> YOUR OBJECTIVE
Of all the lines in the data below, how many contain "nilai"? Report that number alone.

> RECORDS SHOWN

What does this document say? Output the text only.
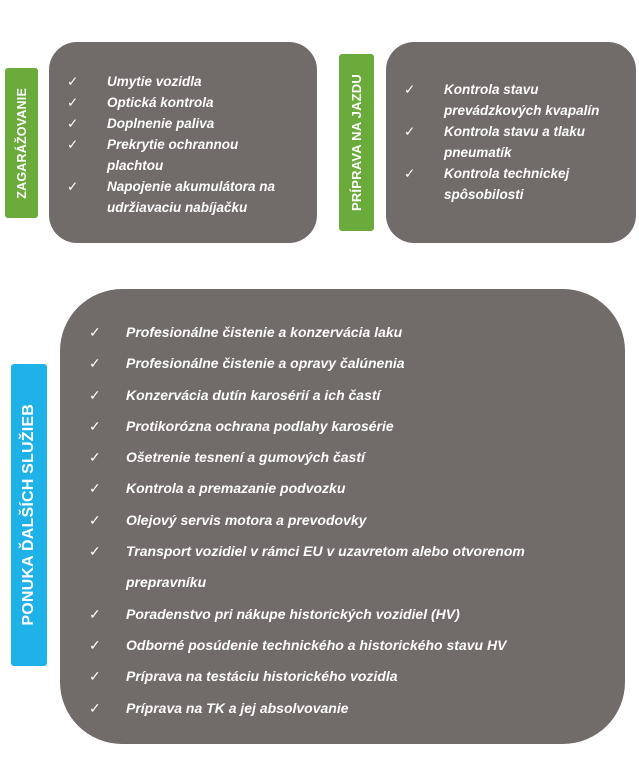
ZAGARÁŽOVANIE
✓	Umytie vozidla
✓	Optická kontrola
✓	Doplnenie paliva
✓	Prekrytie ochrannou plachtou
✓	Napojenie akumulátora na udržiavaciu nabíjačku	PRÍPRAVA NA JAZDU	✓	Kontrola stavu prevádzkových kvapalín
✓	Kontrola stavu a tlaku pneumatík
✓	Kontrola technickej spôsobilosti
PONUKA ĎALŠÍCH SLUŽIEB
✓	Profesionálne čistenie a konzervácia laku
✓	Profesionálne čistenie a opravy čalúnenia
✓	Konzervácia dutín karosérií a ich častí
✓	Protikorózna ochrana podlahy karosérie
✓	Ošetrenie tesnení a gumových častí
✓	Kontrola a premazanie podvozku
✓	Olejový servis motora a prevodovky
✓	Transport vozidiel v rámci EU v uzavretom alebo otvorenom prepravníku
✓	Poradenstvo pri nákupe historických vozidiel (HV)
✓	Odborné posúdenie technického a historického stavu HV
✓	Príprava na testáciu historického vozidla
✓	Príprava na TK a jej absolvovanie
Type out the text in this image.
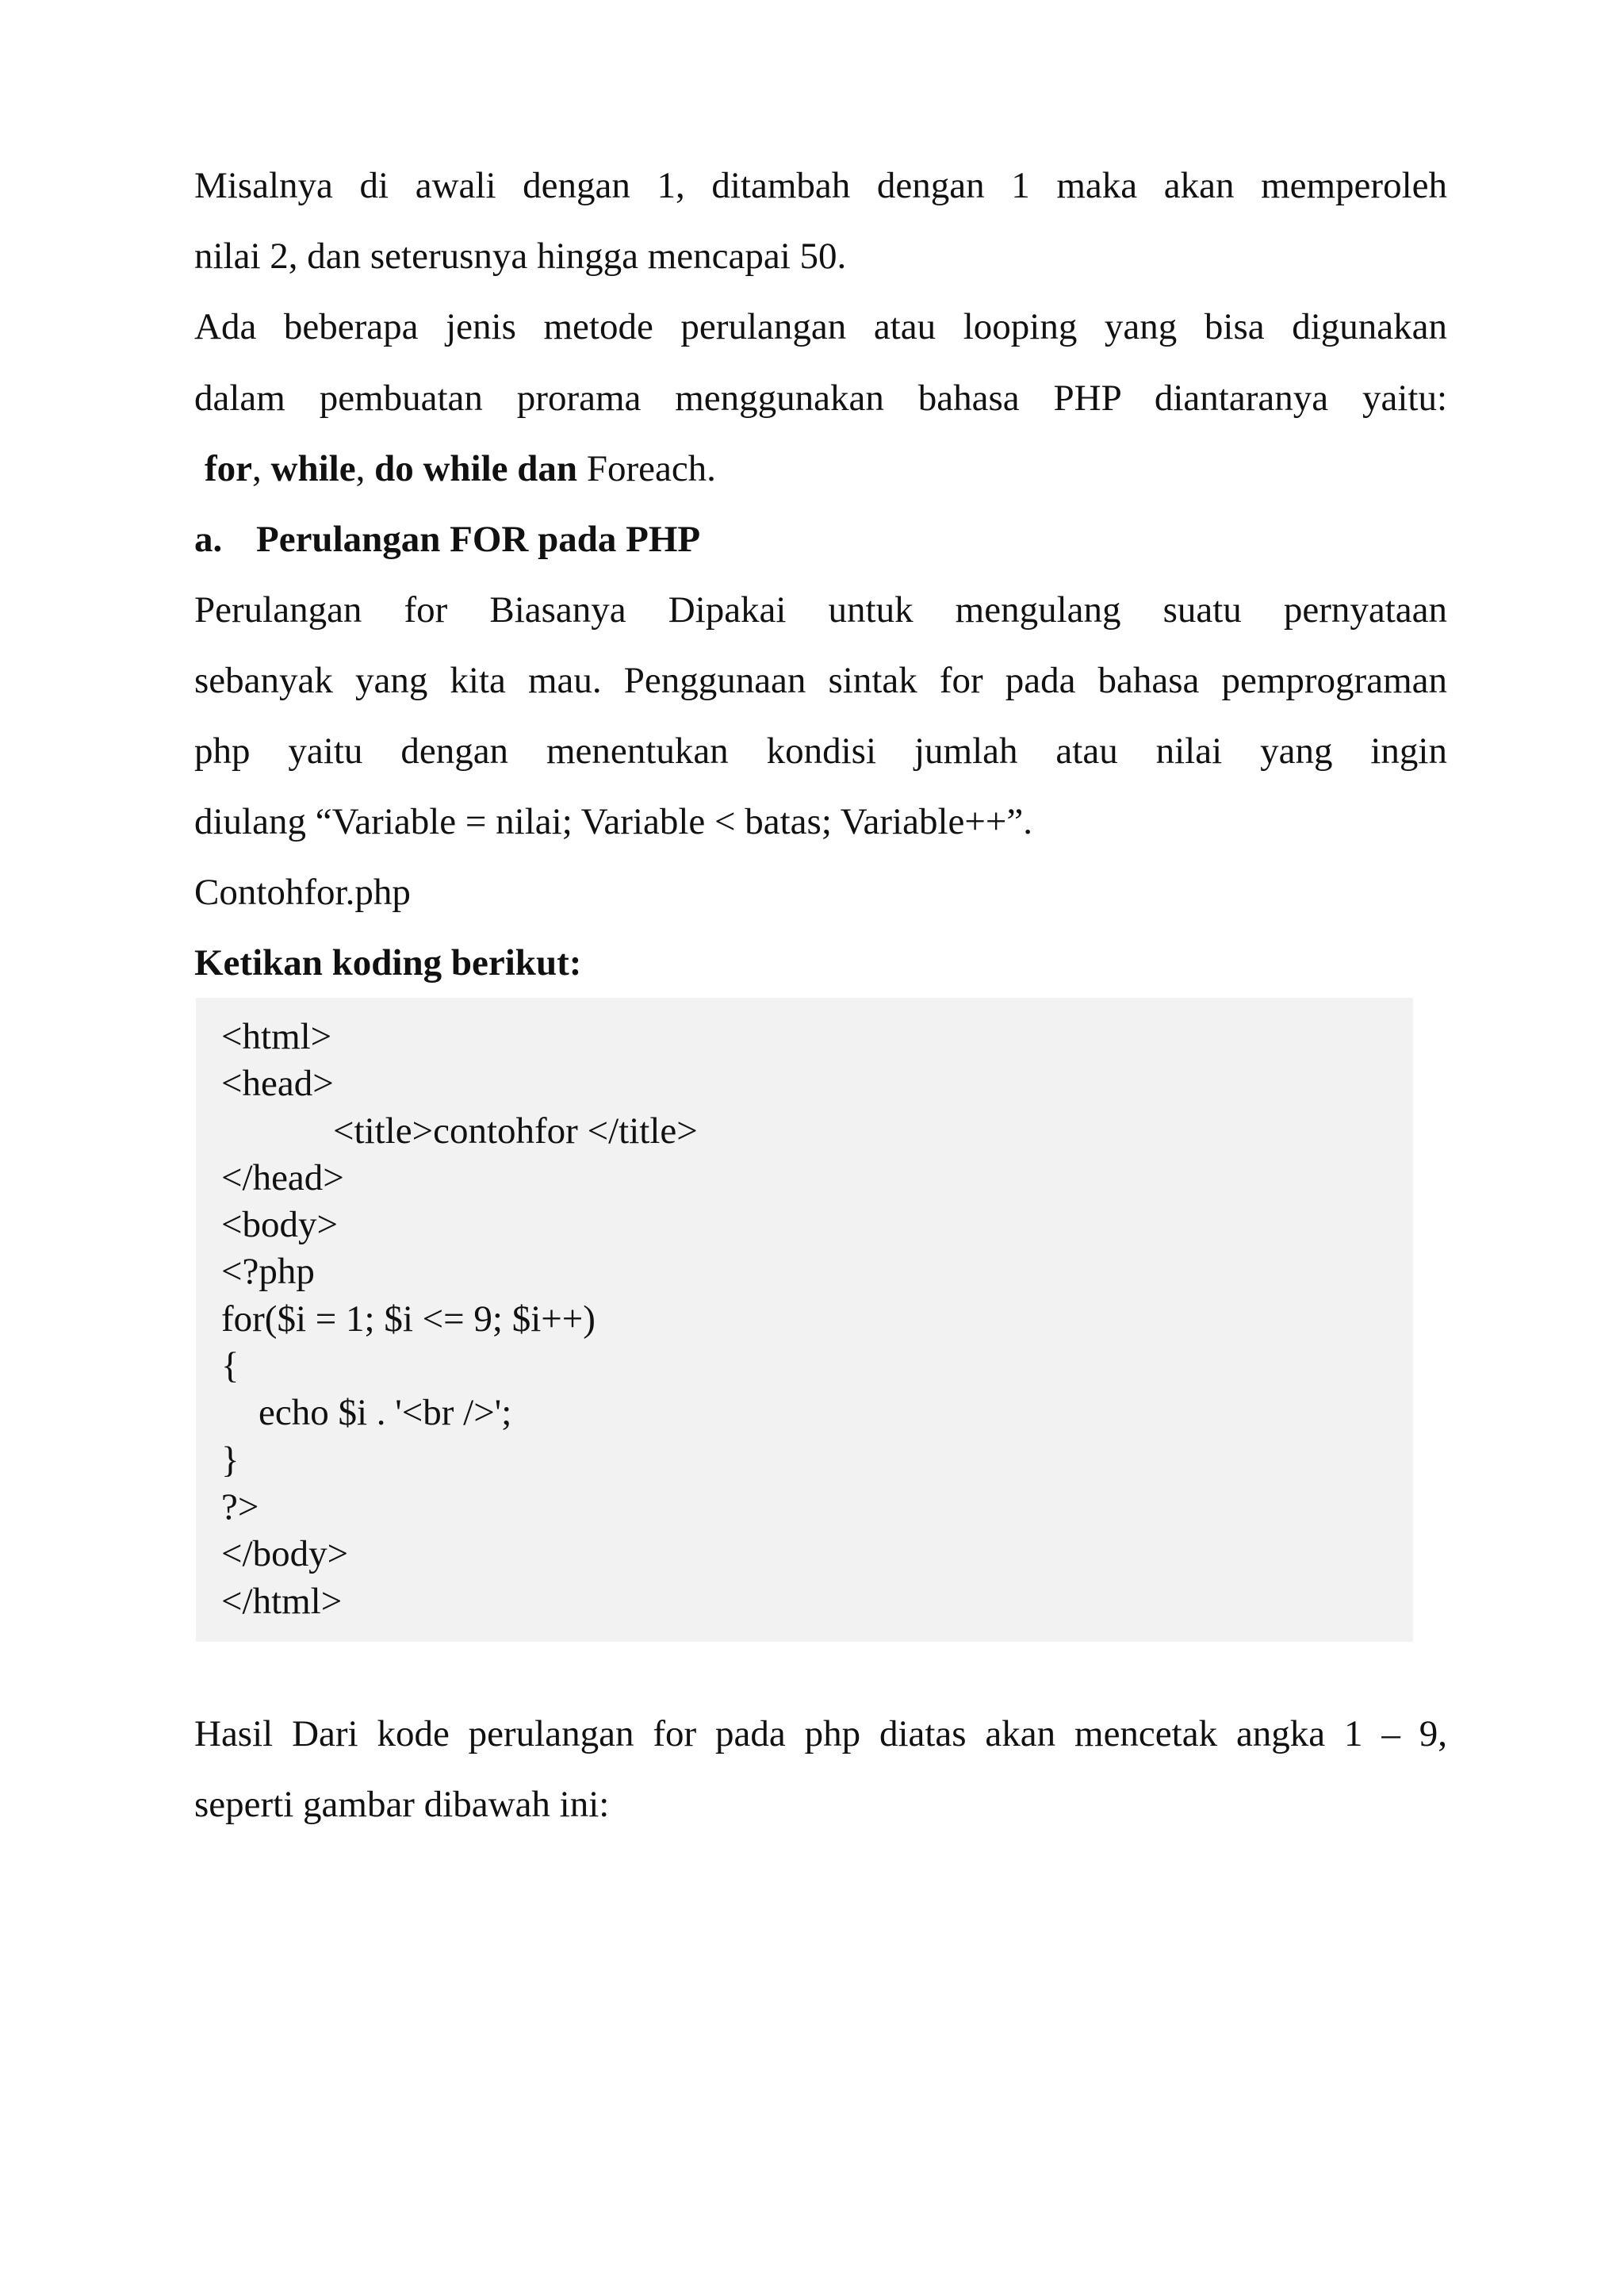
Misalnya di awali dengan 1, ditambah dengan 1 maka akan memperoleh

nilai 2, dan seterusnya hingga mencapai 50.

Ada beberapa jenis metode perulangan atau looping yang bisa digunakan

dalam pembuatan prorama menggunakan bahasa PHP diantaranya yaitu:

for, while, do while dan Foreach.

a. Perulangan FOR pada PHP

Perulangan for Biasanya Dipakai untuk mengulang suatu pernyataan

sebanyak yang kita mau. Penggunaan sintak for pada bahasa pemprograman

php yaitu dengan menentukan kondisi jumlah atau nilai yang ingin

diulang “Variable = nilai; Variable < batas; Variable++”.

Contohfor.php

Ketikan koding berikut:

<html>
<head>
<title>contohfor </title>
</head>
<body>
<?php
for($i = 1; $i <= 9; $i++)
{
echo $i . '<br />';
}
?>
</body>
</html>

Hasil Dari kode perulangan for pada php diatas akan mencetak angka 1 – 9,

seperti gambar dibawah ini:
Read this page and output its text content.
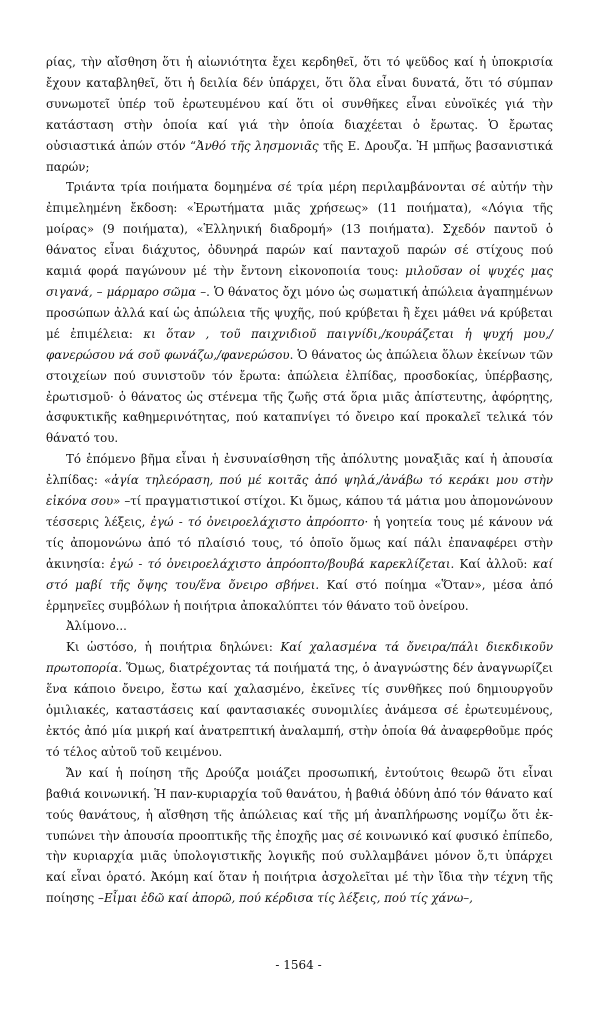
ρίας, τὴν αἴσθηση ὅτι ἡ αἰωνιότητα ἔχει κερδηθεῖ, ὅτι τό ψεῦδος καί ἡ ὑποκρισία ἔχουν καταβληθεῖ, ὅτι ἡ δειλία δέν ὑπάρχει, ὅτι ὅλα εἶναι δυνατά, ὅτι τό σύμπαν συνωμοτεῖ ὑπέρ τοῦ ἐρωτευμένου καί ὅτι οἱ συνθῆκες εἶναι εὐνοϊκές γιά τὴν κατάσταση στὴν ὁποία καί γιά τὴν ὁποία διαχέεται ὁ ἔρωτας. Ὁ ἔρωτας οὐσιαστικά ἀπών στόν “Ἀνθό τῆς λησμονιᾶς τῆς Ε. Δρουζα. Ἡ μπῆως βασανιστικά παρών;

Τριάντα τρία ποιήματα δομημένα σέ τρία μέρη περιλαμβάνονται σέ αὐτήν τὴν ἐπιμελημένη ἔκδοση: «Ἐρωτήματα μιᾶς χρήσεως» (11 ποιήματα), «Λόγια τῆς μοίρας» (9 ποιήματα), «Ἑλληνική διαδρομή» (13 ποιήματα). Σχεδόν παντοῦ ὁ θάνατος εἶναι διάχυτος, ὀδυνηρά παρών καί πανταχοῦ παρών σέ στίχους πού καμιά φορά παγώνουν μέ τὴν ἔντονη εἰκονοποιία τους: μιλοῦσαν οἱ ψυχές μας σιγανά, – μάρμαρο σῶμα –. Ὁ θάνατος ὄχι μόνο ὡς σωματική ἀπώλεια ἀγαπημένων προσώπων ἀλλά καί ὡς ἀπώλεια τῆς ψυχῆς, πού κρύβεται ἢ ἔχει μάθει νά κρύβεται μέ ἐπιμέλεια: κι ὅταν , τοῦ παιχνιδιοῦ παιγνίδι,/κουράζεται ἡ ψυχή μου,/φανερώσου νά σοῦ φωνάζω,/φανερώσου. Ὁ θάνατος ὡς ἀπώλεια ὅλων ἐκείνων τῶν στοιχείων πού συνιστοῦν τόν ἔρωτα: ἀπώλεια ἐλπίδας, προσδοκίας, ὑπέρβασης, ἐρωτισμοῦ· ὁ θάνατος ὡς στένεμα τῆς ζωῆς στά ὅρια μιᾶς ἀπίστευτης, ἀφόρητης, ἀσφυκτικῆς καθημερινότητας, πού καταπνίγει τό ὄνειρο καί προκαλεῖ τελικά τόν θάνατό του.

Τό ἑπόμενο βῆμα εἶναι ἡ ἐνσυναίσθηση τῆς ἀπόλυτης μοναξιᾶς καί ἡ ἀπουσία ἐλπίδας: «ἁγία τηλεόραση, πού μέ κοιτᾶς ἀπό ψηλά,/ἀνάβω τό κεράκι μου στὴν εἰκόνα σου» –τί πραγματιστικοί στίχοι. Κι ὅμως, κάπου τά μάτια μου ἀπομονώνουν τέσσερις λέξεις, ἐγώ - τό ὀνειροελάχιστο ἀπρόοπτο· ἡ γοητεία τους μέ κάνουν νά τίς ἀπομονώνω ἀπό τό πλαίσιό τους, τό ὁποῖο ὅμως καί πάλι ἐπαναφέρει στὴν ἀκινησία: ἐγώ - τό ὀνειροελάχιστο ἀπρόοπτο/βουβά καρεκλίζεται. Καί ἀλλοῦ: καί στό μαβί τῆς ὄψης του/ἕνα ὄνειρο σβήνει. Καί στό ποίημα «Ὅταν», μέσα ἀπό ἑρμηνεῖες συμβόλων ἡ ποιήτρια ἀποκαλύπτει τόν θάνατο τοῦ ὀνείρου.

Ἀλίμονο...

Κι ὡστόσο, ἡ ποιήτρια δηλώνει: Καί χαλασμένα τά ὄνειρα/πάλι διεκδικοῦν πρωτοπορία. Ὅμως, διατρέχοντας τά ποιήματά της, ὁ ἀναγνώστης δέν ἀναγνωρίζει ἕνα κάποιο ὄνειρο, ἔστω καί χαλασμένο, ἐκεῖνες τίς συνθῆκες πού δημιουργοῦν ὁμιλιακές, καταστάσεις καί φαντασιακές συνομιλίες ἀνάμεσα σέ ἐρωτευμένους, ἐκτός ἀπό μία μικρή καί ἀνατρεπτική ἀναλαμπή, στὴν ὁποία θά ἀναφερθοῦμε πρός τό τέλος αὐτοῦ τοῦ κειμένου.

Ἄν καί ἡ ποίηση τῆς Δρούζα μοιάζει προσωπική, ἐντούτοις θεωρῶ ὅτι εἶναι βαθιά κοινωνική. Ἡ παν-κυριαρχία τοῦ θανάτου, ἡ βαθιά ὀδύνη ἀπό τόν θάνατο καί τούς θανάτους, ἡ αἴσθηση τῆς ἀπώλειας καί τῆς μή ἀναπλήρωσης νομίζω ὅτι ἐκ-τυπώνει τὴν ἀπουσία προοπτικῆς τῆς ἐποχῆς μας σέ κοινωνικό καί φυσικό ἐπίπεδο, τὴν κυριαρχία μιᾶς ὑπολογιστικῆς λογικῆς πού συλλαμβάνει μόνον ὅ,τι ὑπάρχει καί εἶναι ὁρατό. Ἀκόμη καί ὅταν ἡ ποιήτρια ἀσχολεῖται μέ τὴν ἴδια τὴν τέχνη τῆς ποίησης –Εἶμαι ἐδῶ καί ἀπορῶ, πού κέρδισα τίς λέξεις, πού τίς χάνω–,

- 1564 -
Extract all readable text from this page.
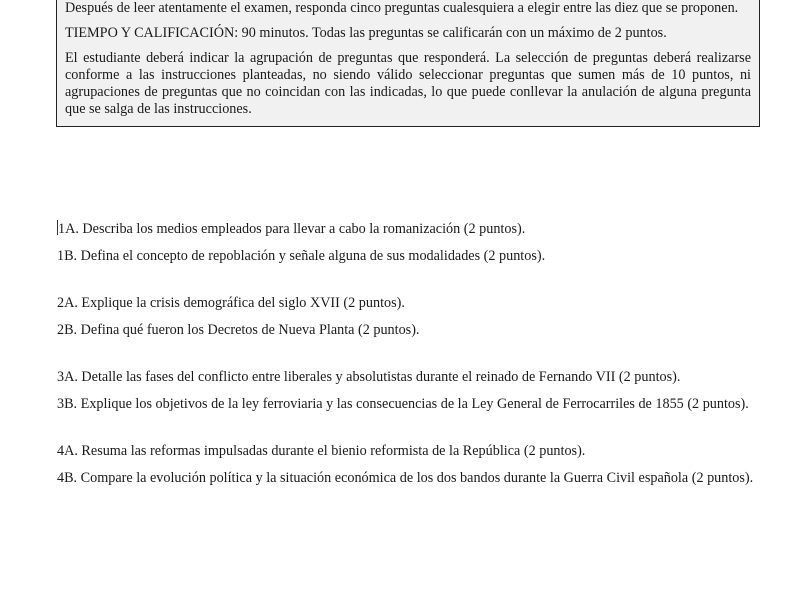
Después de leer atentamente el examen, responda cinco preguntas cualesquiera a elegir entre las diez que se proponen.

TIEMPO Y CALIFICACIÓN: 90 minutos. Todas las preguntas se calificarán con un máximo de 2 puntos.

El estudiante deberá indicar la agrupación de preguntas que responderá. La selección de preguntas deberá realizarse conforme a las instrucciones planteadas, no siendo válido seleccionar preguntas que sumen más de 10 puntos, ni agrupaciones de preguntas que no coincidan con las indicadas, lo que puede conllevar la anulación de alguna pregunta que se salga de las instrucciones.

1A. Describa los medios empleados para llevar a cabo la romanización (2 puntos).

1B. Defina el concepto de repoblación y señale alguna de sus modalidades (2 puntos).

2A. Explique la crisis demográfica del siglo XVII (2 puntos).

2B. Defina qué fueron los Decretos de Nueva Planta (2 puntos).

3A. Detalle las fases del conflicto entre liberales y absolutistas durante el reinado de Fernando VII (2 puntos).

3B. Explique los objetivos de la ley ferroviaria y las consecuencias de la Ley General de Ferrocarriles de 1855 (2 puntos).

4A. Resuma las reformas impulsadas durante el bienio reformista de la República (2 puntos).

4B. Compare la evolución política y la situación económica de los dos bandos durante la Guerra Civil española (2 puntos).
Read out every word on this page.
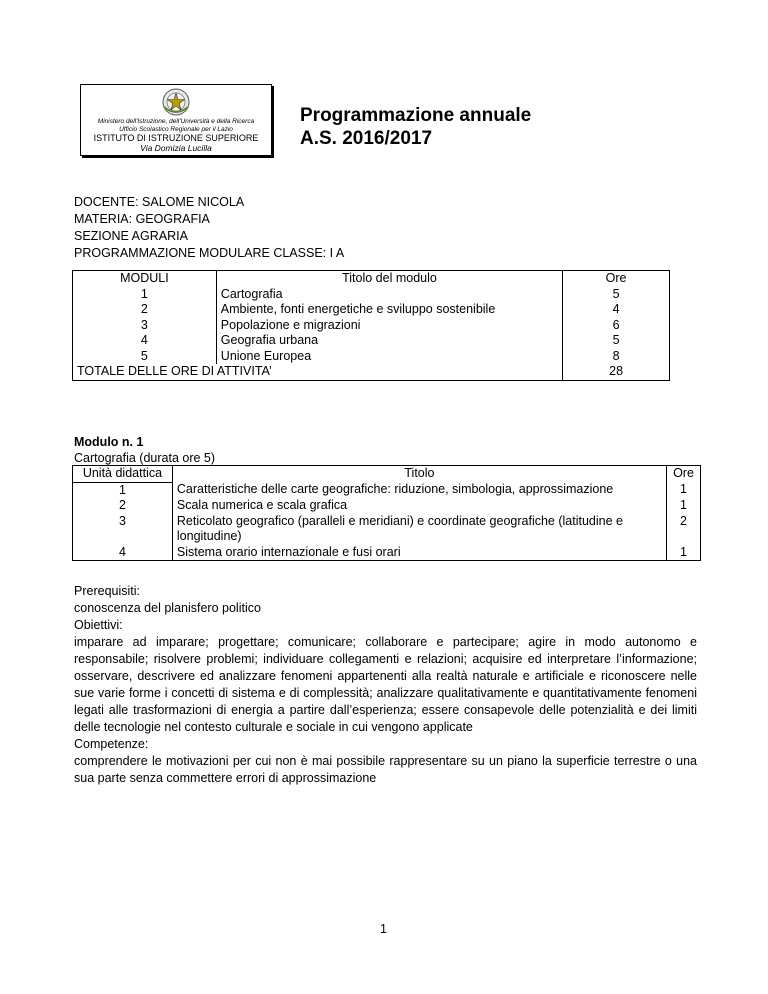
Ministero dell'Istruzione, dell'Università e della Ricerca
Ufficio Scolastico Regionale per il Lazio
ISTITUTO DI ISTRUZIONE SUPERIORE
Via Domizia Lucilla
Programmazione annuale
A.S. 2016/2017
DOCENTE: SALOME NICOLA
MATERIA: GEOGRAFIA
SEZIONE AGRARIA
PROGRAMMAZIONE MODULARE CLASSE: I A
MODULI	Titolo del modulo	Ore
1	Cartografia	5
2	Ambiente, fonti energetiche e sviluppo sostenibile	4
3	Popolazione e migrazioni	6
4	Geografia urbana	5
5	Unione Europea	8
TOTALE DELLE ORE DI ATTIVITA’		28
Modulo n. 1
Cartografia (durata ore 5)
Unità didattica	Titolo	Ore
1	Caratteristiche delle carte geografiche: riduzione, simbologia, approssimazione	1
2	Scala numerica e scala grafica	1
3	Reticolato geografico (paralleli e meridiani) e coordinate geografiche (latitudine e longitudine)	2
4	Sistema orario internazionale e fusi orari	1

Prerequisiti:

conoscenza del planisfero politico

Obiettivi:

imparare ad imparare; progettare; comunicare; collaborare e partecipare; agire in modo autonomo e responsabile; risolvere problemi; individuare collegamenti e relazioni; acquisire ed interpretare l’informazione; osservare, descrivere ed analizzare fenomeni appartenenti alla realtà naturale e artificiale e riconoscere nelle sue varie forme i concetti di sistema e di complessità; analizzare qualitativamente e quantitativamente fenomeni legati alle trasformazioni di energia a partire dall’esperienza; essere consapevole delle potenzialità e dei limiti delle tecnologie nel contesto culturale e sociale in cui vengono applicate

Competenze:

comprendere le motivazioni per cui non è mai possibile rappresentare su un piano la superficie terrestre o una sua parte senza commettere errori di approssimazione

1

> RESULT
3